Put every line of the rows below into a numbered list. Skip blank lines and leave the pictures out.

[START Supplied records]

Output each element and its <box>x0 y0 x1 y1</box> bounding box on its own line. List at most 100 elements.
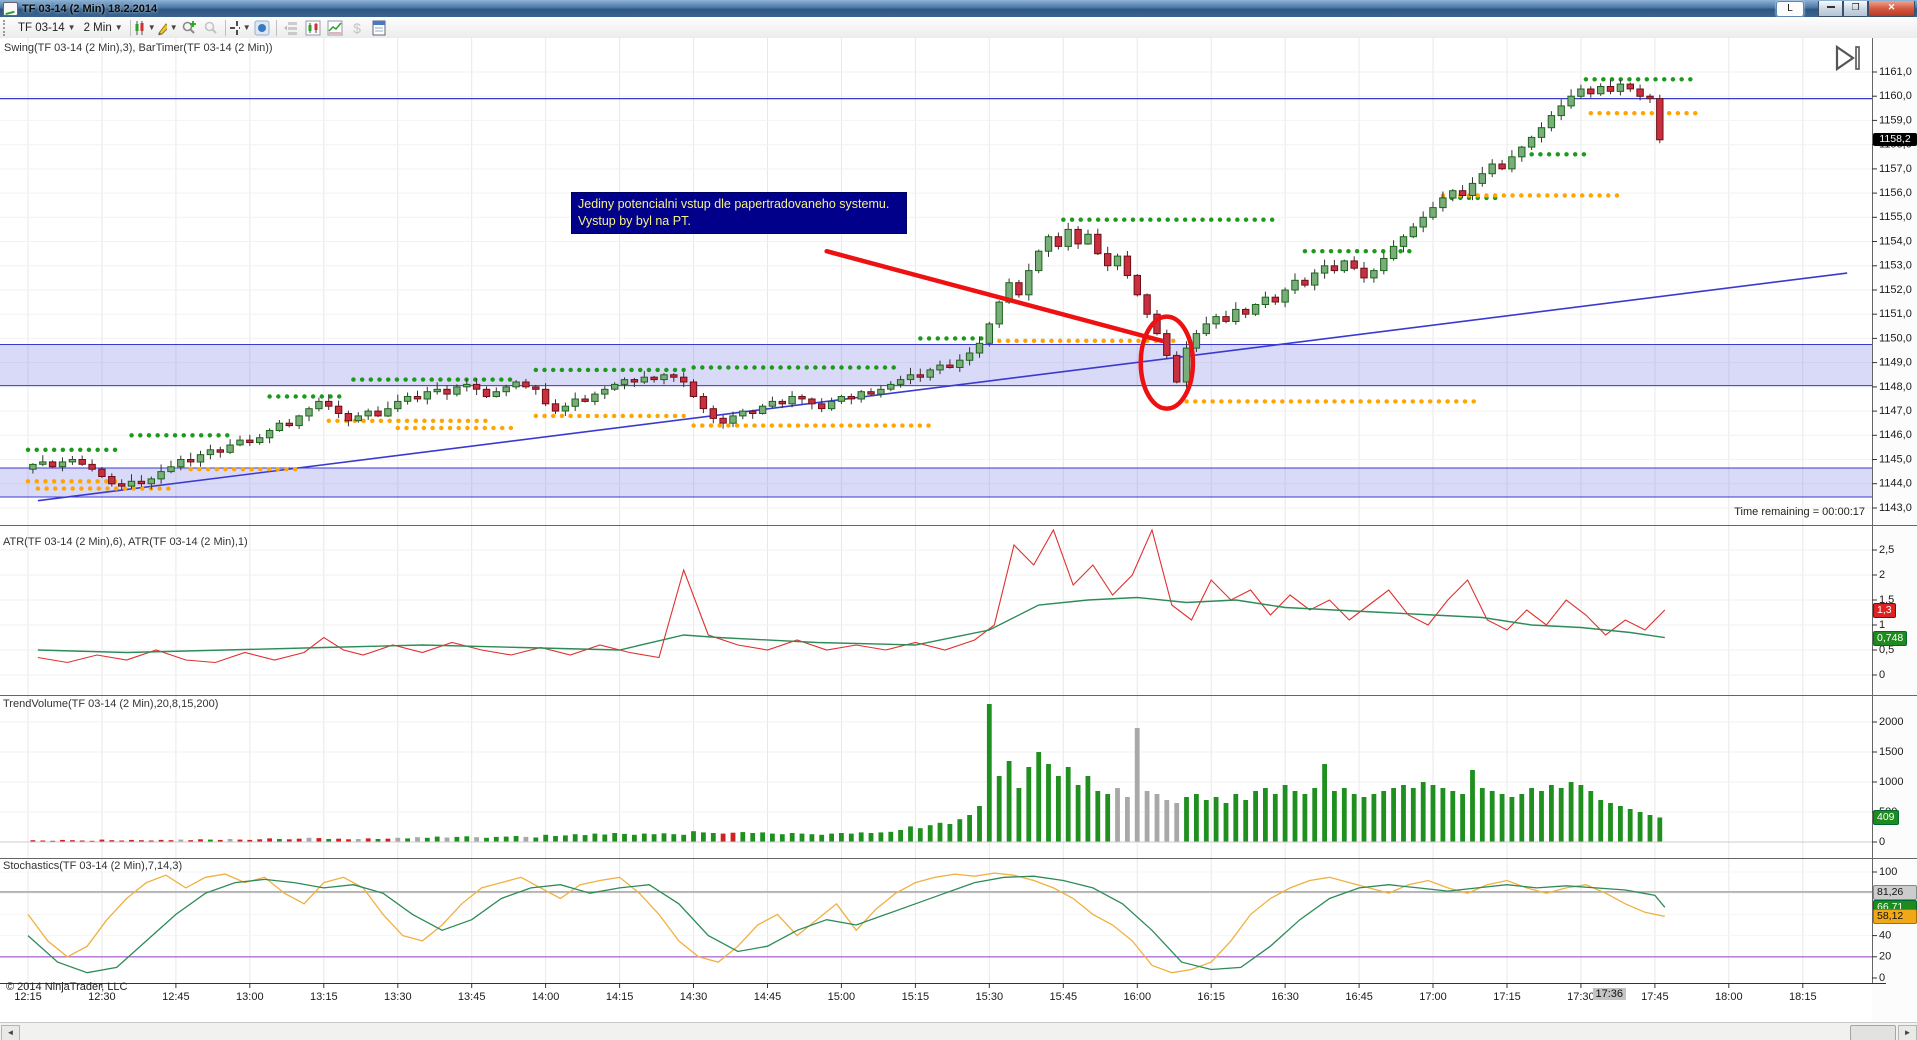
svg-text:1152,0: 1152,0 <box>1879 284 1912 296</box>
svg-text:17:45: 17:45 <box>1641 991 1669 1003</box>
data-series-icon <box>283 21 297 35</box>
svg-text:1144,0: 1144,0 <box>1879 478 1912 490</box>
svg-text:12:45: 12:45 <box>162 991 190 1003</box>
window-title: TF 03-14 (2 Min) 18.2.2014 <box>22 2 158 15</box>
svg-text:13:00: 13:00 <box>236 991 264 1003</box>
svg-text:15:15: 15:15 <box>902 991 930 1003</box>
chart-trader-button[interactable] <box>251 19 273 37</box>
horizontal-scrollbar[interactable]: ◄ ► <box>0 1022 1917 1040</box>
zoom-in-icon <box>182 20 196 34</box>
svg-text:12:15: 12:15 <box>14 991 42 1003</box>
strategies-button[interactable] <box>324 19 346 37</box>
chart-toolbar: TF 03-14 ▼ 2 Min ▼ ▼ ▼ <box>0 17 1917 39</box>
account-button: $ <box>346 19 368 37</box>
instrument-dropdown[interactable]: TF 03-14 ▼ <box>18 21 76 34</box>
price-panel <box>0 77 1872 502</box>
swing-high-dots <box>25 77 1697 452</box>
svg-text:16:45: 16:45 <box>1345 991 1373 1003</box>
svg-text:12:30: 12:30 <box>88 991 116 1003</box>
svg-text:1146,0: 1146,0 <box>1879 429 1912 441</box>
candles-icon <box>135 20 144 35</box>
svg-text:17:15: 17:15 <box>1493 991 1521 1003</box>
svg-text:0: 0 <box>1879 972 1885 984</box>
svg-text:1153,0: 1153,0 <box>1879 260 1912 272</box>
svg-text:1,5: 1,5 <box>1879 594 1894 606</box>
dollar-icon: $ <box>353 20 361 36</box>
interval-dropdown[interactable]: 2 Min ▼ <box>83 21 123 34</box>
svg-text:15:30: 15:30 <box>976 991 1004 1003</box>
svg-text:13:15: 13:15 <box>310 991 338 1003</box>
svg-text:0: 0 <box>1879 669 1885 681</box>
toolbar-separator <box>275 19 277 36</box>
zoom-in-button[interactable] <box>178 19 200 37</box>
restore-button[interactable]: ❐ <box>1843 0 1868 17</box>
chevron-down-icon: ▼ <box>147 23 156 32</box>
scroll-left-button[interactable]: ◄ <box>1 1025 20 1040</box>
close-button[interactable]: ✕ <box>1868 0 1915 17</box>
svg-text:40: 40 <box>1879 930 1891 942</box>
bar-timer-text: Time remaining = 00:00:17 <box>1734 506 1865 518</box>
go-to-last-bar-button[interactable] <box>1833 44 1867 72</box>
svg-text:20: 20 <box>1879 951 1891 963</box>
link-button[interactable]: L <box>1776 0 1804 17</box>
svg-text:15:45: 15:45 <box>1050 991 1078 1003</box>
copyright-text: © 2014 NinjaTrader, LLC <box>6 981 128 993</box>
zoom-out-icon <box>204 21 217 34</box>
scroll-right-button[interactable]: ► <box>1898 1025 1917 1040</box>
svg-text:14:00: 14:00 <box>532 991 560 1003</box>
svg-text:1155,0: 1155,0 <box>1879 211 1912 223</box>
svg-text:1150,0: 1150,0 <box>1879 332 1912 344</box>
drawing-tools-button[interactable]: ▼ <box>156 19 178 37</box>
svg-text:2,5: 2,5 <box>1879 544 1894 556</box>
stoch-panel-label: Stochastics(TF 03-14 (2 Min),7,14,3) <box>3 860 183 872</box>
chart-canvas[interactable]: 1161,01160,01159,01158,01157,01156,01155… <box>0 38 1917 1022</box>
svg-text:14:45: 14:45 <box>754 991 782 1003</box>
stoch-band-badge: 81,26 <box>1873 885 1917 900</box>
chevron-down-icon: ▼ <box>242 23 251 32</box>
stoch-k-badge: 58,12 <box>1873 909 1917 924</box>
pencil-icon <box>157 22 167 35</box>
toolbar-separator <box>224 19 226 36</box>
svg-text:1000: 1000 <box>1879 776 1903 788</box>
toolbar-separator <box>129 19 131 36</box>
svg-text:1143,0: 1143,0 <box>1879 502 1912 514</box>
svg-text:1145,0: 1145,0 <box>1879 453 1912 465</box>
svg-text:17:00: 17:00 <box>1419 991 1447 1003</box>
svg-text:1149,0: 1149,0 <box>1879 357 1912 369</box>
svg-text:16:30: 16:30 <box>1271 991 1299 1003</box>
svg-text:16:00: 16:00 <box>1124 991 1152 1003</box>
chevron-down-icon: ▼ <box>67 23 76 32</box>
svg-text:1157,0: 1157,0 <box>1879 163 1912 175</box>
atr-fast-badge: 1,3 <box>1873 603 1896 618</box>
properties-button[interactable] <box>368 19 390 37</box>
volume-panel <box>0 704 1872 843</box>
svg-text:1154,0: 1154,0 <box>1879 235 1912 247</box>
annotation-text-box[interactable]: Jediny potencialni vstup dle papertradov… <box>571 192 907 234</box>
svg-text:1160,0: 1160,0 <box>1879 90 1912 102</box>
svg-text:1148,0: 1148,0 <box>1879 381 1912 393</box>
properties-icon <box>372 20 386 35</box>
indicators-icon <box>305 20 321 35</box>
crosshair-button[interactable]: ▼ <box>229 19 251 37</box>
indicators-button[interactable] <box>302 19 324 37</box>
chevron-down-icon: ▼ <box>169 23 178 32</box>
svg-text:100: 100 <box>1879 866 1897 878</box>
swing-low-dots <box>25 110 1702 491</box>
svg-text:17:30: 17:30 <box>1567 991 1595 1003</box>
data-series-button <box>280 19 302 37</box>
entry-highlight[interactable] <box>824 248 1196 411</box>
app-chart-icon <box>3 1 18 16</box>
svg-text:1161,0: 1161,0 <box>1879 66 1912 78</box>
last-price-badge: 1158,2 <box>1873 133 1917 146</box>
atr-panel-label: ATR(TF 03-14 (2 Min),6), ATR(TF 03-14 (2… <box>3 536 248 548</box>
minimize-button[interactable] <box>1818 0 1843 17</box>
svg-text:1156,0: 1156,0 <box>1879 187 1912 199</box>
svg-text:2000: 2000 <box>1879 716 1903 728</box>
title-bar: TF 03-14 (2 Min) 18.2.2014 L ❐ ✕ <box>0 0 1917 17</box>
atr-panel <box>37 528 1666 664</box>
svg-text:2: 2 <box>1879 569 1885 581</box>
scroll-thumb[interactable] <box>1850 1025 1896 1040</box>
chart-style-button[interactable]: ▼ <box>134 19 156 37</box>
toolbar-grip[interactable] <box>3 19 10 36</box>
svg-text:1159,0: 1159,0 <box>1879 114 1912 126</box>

[END Supplied records]

#### [Reply]
1. Output each element and its <box>x0 y0 x1 y1</box> bounding box on its own line. List at most 100 elements.
2. svg-text:1152,0: 1152,0 <box>1879 284 1912 296</box>
3. svg-text:17:45: 17:45 <box>1641 991 1669 1003</box>
4. data-series-icon <box>283 21 297 35</box>
5. svg-text:1144,0: 1144,0 <box>1879 478 1912 490</box>
6. svg-text:12:45: 12:45 <box>162 991 190 1003</box>
7. window-title: TF 03-14 (2 Min) 18.2.2014 <box>22 2 158 15</box>
8. svg-text:13:00: 13:00 <box>236 991 264 1003</box>
9. svg-text:15:15: 15:15 <box>902 991 930 1003</box>
10. chart-trader-button[interactable] <box>251 19 273 37</box>
11. horizontal-scrollbar[interactable]: ◄ ► <box>0 1022 1917 1040</box>
12. zoom-in-icon <box>182 20 196 34</box>
13. svg-text:12:15: 12:15 <box>14 991 42 1003</box>
14. strategies-button[interactable] <box>324 19 346 37</box>
15. chart-toolbar: TF 03-14 ▼ 2 Min ▼ ▼ ▼ <box>0 17 1917 39</box>
16. account-button: $ <box>346 19 368 37</box>
17. instrument-dropdown[interactable]: TF 03-14 ▼ <box>18 21 76 34</box>
18. price-panel <box>0 77 1872 502</box>
19. swing-high-dots <box>25 77 1697 452</box>
20. svg-text:16:45: 16:45 <box>1345 991 1373 1003</box>
21. svg-text:12:30: 12:30 <box>88 991 116 1003</box>
22. svg-text:1146,0: 1146,0 <box>1879 429 1912 441</box>
23. candles-icon <box>135 20 144 35</box>
24. svg-text:17:15: 17:15 <box>1493 991 1521 1003</box>
25. svg-text:0: 0 <box>1879 972 1885 984</box>
26. svg-text:1153,0: 1153,0 <box>1879 260 1912 272</box>
27. svg-text:1,5: 1,5 <box>1879 594 1894 606</box>
28. dollar-icon: $ <box>353 20 361 36</box>
29. interval-dropdown[interactable]: 2 Min ▼ <box>83 21 123 34</box>
30. svg-text:15:30: 15:30 <box>976 991 1004 1003</box>
31. svg-text:13:15: 13:15 <box>310 991 338 1003</box>
32. svg-text:0: 0 <box>1879 669 1885 681</box>
33. toolbar-separator <box>275 19 277 36</box>
34. zoom-in-button[interactable] <box>178 19 200 37</box>
35. restore-button[interactable]: ❐ <box>1843 0 1868 17</box>
36. chevron-down-icon: ▼ <box>147 23 156 32</box>
37. scroll-left-button[interactable]: ◄ <box>1 1025 20 1040</box>
38. close-button[interactable]: ✕ <box>1868 0 1915 17</box>
39. svg-text:40: 40 <box>1879 930 1891 942</box>
40. bar-timer-text: Time remaining = 00:00:17 <box>1734 506 1865 518</box>
41. go-to-last-bar-button[interactable] <box>1833 44 1867 72</box>
42. svg-text:20: 20 <box>1879 951 1891 963</box>
43. link-button[interactable]: L <box>1776 0 1804 17</box>
44. svg-text:15:45: 15:45 <box>1050 991 1078 1003</box>
45. copyright-text: © 2014 NinjaTrader, LLC <box>6 981 128 993</box>
46. zoom-out-icon <box>204 21 217 34</box>
47. scroll-right-button[interactable]: ► <box>1898 1025 1917 1040</box>
48. svg-text:14:00: 14:00 <box>532 991 560 1003</box>
49. svg-text:1155,0: 1155,0 <box>1879 211 1912 223</box>
50. svg-text:1150,0: 1150,0 <box>1879 332 1912 344</box>
51. drawing-tools-button[interactable]: ▼ <box>156 19 178 37</box>
52. svg-text:2,5: 2,5 <box>1879 544 1894 556</box>
53. stoch-panel-label: Stochastics(TF 03-14 (2 Min),7,14,3) <box>3 860 183 872</box>
54. chart-canvas[interactable]: 1161,01160,01159,01158,01157,01156,01155… <box>0 38 1917 1022</box>
55. svg-text:14:45: 14:45 <box>754 991 782 1003</box>
56. stoch-band-badge: 81,26 <box>1873 885 1917 900</box>
57. chevron-down-icon: ▼ <box>242 23 251 32</box>
58. stoch-k-badge: 58,12 <box>1873 909 1917 924</box>
59. pencil-icon <box>157 22 167 35</box>
60. toolbar-separator <box>224 19 226 36</box>
61. svg-text:1000: 1000 <box>1879 776 1903 788</box>
62. toolbar-separator <box>129 19 131 36</box>
63. svg-text:1143,0: 1143,0 <box>1879 502 1912 514</box>
64. svg-text:1145,0: 1145,0 <box>1879 453 1912 465</box>
65. svg-text:17:00: 17:00 <box>1419 991 1447 1003</box>
66. svg-text:1149,0: 1149,0 <box>1879 357 1912 369</box>
67. svg-text:16:30: 16:30 <box>1271 991 1299 1003</box>
68. svg-text:16:00: 16:00 <box>1124 991 1152 1003</box>
69. chevron-down-icon: ▼ <box>67 23 76 32</box>
70. svg-text:1157,0: 1157,0 <box>1879 163 1912 175</box>
71. atr-fast-badge: 1,3 <box>1873 603 1896 618</box>
72. properties-button[interactable] <box>368 19 390 37</box>
73. volume-panel <box>0 704 1872 843</box>
74. svg-text:1154,0: 1154,0 <box>1879 235 1912 247</box>
75. annotation-text-box[interactable]: Jediny potencialni vstup dle papertradov… <box>571 192 907 234</box>
76. svg-text:1160,0: 1160,0 <box>1879 90 1912 102</box>
77. svg-text:1148,0: 1148,0 <box>1879 381 1912 393</box>
78. properties-icon <box>372 20 386 35</box>
79. indicators-icon <box>305 20 321 35</box>
80. crosshair-button[interactable]: ▼ <box>229 19 251 37</box>
81. indicators-button[interactable] <box>302 19 324 37</box>
82. chevron-down-icon: ▼ <box>169 23 178 32</box>
83. svg-text:100: 100 <box>1879 866 1897 878</box>
84. swing-low-dots <box>25 110 1702 491</box>
85. svg-text:17:30: 17:30 <box>1567 991 1595 1003</box>
86. data-series-button <box>280 19 302 37</box>
87. entry-highlight[interactable] <box>824 248 1196 411</box>
88. app-chart-icon <box>3 1 18 16</box>
89. svg-text:1161,0: 1161,0 <box>1879 66 1912 78</box>
90. last-price-badge: 1158,2 <box>1873 133 1917 146</box>
91. atr-panel-label: ATR(TF 03-14 (2 Min),6), ATR(TF 03-14 (2… <box>3 536 248 548</box>
92. minimize-button[interactable] <box>1818 0 1843 17</box>
93. svg-text:1156,0: 1156,0 <box>1879 187 1912 199</box>
94. svg-text:2000: 2000 <box>1879 716 1903 728</box>
95. title-bar: TF 03-14 (2 Min) 18.2.2014 L ❐ ✕ <box>0 0 1917 17</box>
96. atr-panel <box>37 528 1666 664</box>
97. svg-text:2: 2 <box>1879 569 1885 581</box>
98. scroll-thumb[interactable] <box>1850 1025 1896 1040</box>
99. chart-style-button[interactable]: ▼ <box>134 19 156 37</box>
100. toolbar-grip[interactable] <box>3 19 10 36</box>
101. svg-text:1159,0: 1159,0 <box>1879 114 1912 126</box>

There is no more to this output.